● Stated problem:
Find and copy each line of the records where the string "ffffff" shows up.

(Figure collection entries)
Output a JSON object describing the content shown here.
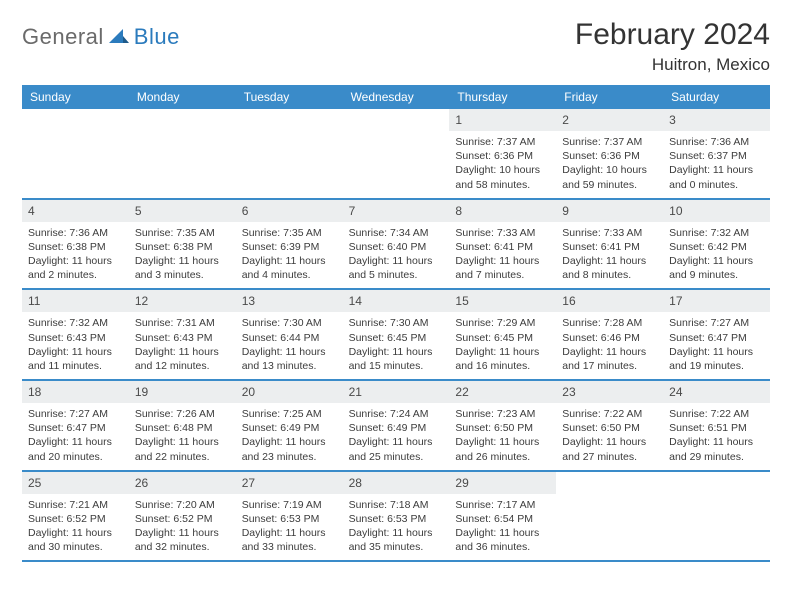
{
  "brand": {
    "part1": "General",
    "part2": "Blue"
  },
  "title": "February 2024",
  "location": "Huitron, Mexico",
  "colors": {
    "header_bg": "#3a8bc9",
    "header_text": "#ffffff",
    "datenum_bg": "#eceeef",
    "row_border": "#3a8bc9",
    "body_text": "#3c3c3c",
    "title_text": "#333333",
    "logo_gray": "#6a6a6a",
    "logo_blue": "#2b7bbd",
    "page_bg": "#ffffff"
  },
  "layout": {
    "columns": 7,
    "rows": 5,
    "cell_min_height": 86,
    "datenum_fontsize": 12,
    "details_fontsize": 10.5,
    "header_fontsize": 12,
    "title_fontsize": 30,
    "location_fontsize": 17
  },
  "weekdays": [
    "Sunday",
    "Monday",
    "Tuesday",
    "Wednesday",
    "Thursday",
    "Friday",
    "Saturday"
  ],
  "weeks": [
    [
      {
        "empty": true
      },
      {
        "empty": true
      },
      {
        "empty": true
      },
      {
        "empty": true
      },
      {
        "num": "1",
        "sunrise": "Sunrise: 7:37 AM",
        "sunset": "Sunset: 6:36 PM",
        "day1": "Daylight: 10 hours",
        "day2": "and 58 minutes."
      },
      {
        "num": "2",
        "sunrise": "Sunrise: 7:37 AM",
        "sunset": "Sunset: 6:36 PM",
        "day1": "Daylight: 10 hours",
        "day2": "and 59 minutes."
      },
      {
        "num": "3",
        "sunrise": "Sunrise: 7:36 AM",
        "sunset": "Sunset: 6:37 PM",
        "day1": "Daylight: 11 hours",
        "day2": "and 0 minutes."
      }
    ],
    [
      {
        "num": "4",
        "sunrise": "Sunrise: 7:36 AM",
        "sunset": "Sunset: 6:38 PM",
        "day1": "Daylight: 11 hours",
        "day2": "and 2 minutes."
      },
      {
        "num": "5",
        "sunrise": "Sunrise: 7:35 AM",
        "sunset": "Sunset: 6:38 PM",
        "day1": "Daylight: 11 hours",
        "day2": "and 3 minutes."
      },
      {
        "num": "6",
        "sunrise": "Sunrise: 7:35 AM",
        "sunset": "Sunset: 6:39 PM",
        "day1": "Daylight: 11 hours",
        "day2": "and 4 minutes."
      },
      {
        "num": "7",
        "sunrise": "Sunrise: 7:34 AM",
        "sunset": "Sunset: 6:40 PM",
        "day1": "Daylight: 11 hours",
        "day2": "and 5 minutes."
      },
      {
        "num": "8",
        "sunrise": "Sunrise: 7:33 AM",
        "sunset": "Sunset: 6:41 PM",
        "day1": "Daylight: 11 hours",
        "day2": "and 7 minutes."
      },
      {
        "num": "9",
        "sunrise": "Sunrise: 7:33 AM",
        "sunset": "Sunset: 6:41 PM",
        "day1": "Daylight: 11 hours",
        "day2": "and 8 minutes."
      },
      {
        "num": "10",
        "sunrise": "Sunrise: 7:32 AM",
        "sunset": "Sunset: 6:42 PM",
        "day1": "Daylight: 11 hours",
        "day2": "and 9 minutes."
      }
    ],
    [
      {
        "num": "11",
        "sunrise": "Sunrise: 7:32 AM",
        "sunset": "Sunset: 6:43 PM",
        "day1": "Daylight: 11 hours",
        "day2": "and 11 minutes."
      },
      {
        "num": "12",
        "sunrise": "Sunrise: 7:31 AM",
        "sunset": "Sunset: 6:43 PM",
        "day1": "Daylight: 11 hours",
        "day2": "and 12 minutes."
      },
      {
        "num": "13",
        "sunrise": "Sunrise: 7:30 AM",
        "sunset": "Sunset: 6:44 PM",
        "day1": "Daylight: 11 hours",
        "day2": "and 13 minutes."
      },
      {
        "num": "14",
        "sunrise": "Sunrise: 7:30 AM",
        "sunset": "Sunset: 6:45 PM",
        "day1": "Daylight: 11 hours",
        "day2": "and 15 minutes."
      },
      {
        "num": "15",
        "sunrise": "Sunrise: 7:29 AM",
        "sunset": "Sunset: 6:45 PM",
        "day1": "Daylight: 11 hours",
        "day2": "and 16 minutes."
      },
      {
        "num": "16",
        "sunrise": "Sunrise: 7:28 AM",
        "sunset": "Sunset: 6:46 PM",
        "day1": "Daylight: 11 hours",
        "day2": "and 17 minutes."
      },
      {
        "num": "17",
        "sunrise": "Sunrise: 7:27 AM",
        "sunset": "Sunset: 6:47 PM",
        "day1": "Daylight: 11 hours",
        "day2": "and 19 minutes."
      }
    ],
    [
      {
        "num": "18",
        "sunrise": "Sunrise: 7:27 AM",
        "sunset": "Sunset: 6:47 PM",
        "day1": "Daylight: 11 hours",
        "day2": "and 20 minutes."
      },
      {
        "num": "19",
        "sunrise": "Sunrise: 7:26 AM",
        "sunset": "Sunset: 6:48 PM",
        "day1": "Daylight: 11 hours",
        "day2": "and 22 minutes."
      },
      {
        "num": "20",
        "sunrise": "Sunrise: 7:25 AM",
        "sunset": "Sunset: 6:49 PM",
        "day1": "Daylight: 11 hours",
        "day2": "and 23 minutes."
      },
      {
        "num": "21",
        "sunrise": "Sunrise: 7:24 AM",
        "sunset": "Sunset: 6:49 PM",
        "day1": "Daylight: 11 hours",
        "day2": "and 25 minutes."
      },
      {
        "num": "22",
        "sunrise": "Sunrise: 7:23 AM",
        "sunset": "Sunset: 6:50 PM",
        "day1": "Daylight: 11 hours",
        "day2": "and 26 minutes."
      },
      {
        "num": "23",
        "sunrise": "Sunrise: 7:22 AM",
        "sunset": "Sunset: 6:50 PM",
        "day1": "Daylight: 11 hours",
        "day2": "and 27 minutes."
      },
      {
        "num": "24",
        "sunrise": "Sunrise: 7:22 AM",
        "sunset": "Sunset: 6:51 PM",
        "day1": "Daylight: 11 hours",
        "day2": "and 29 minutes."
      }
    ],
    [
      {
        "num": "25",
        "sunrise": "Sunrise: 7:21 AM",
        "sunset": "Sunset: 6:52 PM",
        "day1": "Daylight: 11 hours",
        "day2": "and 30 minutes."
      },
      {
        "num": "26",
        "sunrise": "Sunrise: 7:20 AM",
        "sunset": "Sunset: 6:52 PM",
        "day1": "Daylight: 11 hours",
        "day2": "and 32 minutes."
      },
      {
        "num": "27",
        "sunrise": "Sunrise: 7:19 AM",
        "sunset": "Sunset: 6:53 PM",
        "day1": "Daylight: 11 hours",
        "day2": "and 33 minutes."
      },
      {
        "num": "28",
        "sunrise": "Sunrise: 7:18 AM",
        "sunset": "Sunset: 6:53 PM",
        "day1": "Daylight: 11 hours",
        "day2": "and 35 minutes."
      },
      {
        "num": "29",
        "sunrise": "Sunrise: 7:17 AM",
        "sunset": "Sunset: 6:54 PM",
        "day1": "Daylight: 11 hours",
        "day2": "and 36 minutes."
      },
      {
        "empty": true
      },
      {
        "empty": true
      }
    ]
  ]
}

---

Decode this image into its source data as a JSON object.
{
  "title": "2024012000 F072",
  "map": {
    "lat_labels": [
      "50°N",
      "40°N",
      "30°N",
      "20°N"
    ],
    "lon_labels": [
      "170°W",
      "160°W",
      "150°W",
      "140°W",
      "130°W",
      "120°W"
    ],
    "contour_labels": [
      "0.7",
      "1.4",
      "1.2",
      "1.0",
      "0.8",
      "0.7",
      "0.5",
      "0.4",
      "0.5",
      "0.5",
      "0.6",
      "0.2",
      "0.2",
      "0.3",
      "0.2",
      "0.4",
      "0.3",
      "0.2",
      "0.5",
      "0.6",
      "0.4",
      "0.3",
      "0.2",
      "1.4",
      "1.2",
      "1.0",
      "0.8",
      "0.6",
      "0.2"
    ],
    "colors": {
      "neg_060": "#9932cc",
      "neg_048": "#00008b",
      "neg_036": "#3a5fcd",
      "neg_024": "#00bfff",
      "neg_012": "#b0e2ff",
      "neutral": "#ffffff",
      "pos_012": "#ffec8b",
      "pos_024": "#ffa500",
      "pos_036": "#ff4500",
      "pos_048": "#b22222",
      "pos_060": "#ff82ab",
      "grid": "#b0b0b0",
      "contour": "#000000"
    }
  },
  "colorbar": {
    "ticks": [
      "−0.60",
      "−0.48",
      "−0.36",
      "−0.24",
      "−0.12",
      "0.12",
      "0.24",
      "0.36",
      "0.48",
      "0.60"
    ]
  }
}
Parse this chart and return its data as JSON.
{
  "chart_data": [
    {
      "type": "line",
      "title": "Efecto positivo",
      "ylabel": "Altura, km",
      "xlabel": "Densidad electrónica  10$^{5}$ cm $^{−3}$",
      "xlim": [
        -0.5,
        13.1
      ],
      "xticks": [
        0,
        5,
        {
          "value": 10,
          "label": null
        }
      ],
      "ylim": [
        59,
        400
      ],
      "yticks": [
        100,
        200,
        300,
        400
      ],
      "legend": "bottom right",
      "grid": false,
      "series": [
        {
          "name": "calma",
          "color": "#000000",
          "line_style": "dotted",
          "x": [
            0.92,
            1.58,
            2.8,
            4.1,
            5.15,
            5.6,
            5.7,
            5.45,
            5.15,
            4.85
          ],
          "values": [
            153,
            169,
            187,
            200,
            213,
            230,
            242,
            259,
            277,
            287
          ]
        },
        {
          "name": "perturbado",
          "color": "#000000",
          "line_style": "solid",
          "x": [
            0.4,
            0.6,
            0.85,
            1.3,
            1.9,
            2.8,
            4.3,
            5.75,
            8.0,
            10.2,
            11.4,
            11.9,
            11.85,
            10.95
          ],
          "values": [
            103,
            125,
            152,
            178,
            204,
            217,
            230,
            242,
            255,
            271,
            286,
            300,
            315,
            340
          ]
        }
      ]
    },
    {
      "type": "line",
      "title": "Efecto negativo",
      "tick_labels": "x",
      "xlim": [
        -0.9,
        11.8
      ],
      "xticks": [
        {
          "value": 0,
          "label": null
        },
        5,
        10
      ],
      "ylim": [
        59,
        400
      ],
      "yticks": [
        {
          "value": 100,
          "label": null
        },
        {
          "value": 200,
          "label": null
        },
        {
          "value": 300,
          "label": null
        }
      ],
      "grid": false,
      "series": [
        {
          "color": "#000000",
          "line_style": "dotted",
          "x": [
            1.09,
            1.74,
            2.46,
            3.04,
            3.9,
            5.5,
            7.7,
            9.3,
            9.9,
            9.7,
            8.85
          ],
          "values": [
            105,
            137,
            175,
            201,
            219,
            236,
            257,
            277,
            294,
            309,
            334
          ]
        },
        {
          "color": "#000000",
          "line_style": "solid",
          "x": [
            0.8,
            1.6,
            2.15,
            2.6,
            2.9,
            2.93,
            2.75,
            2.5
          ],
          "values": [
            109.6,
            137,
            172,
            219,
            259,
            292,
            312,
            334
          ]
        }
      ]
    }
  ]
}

● Answer to this exercise:
    "header_text": "#ffffff",
    "page_bg": "#ffffff"
      "neutral": "#ffffff",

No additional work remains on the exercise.